### Required task
Each line that holds the word "Metabolism" is to be identified and copied.

[Start Provided records]

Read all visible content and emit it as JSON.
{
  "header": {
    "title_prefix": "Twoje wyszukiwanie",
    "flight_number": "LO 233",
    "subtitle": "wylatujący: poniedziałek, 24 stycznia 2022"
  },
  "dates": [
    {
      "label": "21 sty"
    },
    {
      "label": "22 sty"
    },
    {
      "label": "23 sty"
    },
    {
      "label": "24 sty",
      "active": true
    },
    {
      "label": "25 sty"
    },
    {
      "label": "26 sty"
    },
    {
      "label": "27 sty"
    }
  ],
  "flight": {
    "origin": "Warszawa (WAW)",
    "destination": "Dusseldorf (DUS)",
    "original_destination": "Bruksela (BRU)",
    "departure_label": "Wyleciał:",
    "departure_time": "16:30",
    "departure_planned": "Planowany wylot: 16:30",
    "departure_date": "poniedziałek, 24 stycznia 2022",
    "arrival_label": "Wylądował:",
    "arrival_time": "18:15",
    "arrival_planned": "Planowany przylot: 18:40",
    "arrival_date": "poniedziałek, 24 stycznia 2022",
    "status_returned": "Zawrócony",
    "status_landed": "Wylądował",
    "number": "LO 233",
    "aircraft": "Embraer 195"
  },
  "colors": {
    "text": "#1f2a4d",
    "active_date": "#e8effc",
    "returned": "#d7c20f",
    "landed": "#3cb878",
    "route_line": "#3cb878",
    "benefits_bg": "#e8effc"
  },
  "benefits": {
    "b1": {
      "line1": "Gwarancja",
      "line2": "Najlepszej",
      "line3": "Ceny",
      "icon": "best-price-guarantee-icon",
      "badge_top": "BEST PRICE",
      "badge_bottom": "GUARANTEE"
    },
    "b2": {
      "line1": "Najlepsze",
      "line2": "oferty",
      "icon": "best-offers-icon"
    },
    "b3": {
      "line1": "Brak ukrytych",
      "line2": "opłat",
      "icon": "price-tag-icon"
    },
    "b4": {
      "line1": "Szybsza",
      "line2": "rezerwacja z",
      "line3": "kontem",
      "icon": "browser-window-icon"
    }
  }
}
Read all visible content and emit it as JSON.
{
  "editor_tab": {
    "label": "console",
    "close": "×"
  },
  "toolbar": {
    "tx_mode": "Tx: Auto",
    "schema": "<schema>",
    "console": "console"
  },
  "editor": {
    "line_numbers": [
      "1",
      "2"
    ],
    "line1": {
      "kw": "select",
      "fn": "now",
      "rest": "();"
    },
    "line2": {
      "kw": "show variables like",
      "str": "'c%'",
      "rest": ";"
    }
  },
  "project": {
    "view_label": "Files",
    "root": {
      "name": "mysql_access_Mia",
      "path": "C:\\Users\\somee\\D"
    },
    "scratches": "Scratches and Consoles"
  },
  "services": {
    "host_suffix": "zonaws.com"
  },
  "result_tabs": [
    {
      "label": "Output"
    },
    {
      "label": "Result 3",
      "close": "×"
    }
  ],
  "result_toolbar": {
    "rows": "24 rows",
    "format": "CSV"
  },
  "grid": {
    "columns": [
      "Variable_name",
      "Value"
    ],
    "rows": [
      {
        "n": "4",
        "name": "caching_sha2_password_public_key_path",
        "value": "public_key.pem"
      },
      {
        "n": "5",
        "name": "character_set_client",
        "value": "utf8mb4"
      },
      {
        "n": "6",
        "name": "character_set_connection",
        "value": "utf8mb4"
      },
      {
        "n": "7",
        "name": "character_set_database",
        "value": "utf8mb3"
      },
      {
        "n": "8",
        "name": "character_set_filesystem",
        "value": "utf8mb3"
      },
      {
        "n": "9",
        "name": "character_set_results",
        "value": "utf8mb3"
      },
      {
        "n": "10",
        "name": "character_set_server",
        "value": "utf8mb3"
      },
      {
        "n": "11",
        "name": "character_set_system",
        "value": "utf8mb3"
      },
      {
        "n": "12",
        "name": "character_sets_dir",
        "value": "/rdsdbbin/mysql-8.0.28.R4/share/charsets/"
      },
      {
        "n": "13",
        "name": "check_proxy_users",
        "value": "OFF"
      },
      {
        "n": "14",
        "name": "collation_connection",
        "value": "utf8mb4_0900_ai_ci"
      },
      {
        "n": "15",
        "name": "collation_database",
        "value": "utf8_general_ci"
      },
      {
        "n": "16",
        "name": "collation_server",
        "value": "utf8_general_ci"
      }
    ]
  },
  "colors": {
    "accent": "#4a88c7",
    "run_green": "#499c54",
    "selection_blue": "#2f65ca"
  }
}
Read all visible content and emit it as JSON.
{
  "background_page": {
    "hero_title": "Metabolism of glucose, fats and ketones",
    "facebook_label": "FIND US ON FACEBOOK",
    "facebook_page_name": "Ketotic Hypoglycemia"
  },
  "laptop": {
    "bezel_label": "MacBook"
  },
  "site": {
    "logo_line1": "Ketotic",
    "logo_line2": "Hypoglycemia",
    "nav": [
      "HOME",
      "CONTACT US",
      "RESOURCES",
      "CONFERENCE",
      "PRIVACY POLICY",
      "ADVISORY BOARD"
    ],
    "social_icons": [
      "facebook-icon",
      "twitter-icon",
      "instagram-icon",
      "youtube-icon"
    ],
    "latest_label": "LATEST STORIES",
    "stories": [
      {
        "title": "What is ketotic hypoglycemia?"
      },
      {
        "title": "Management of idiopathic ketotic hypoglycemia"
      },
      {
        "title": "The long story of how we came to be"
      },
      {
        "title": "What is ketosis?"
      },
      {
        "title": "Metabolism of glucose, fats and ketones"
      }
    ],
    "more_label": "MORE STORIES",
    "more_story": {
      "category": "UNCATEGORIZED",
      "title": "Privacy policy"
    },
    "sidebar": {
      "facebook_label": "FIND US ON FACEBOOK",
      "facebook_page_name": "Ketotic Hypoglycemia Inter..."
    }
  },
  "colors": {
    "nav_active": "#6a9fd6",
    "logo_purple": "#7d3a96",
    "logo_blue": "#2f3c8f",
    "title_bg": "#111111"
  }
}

[End Provided records]

### Solution for this problem
    "hero_title": "Metabolism of glucose, fats and ketones",
        "title": "Metabolism of glucose, fats and ketones"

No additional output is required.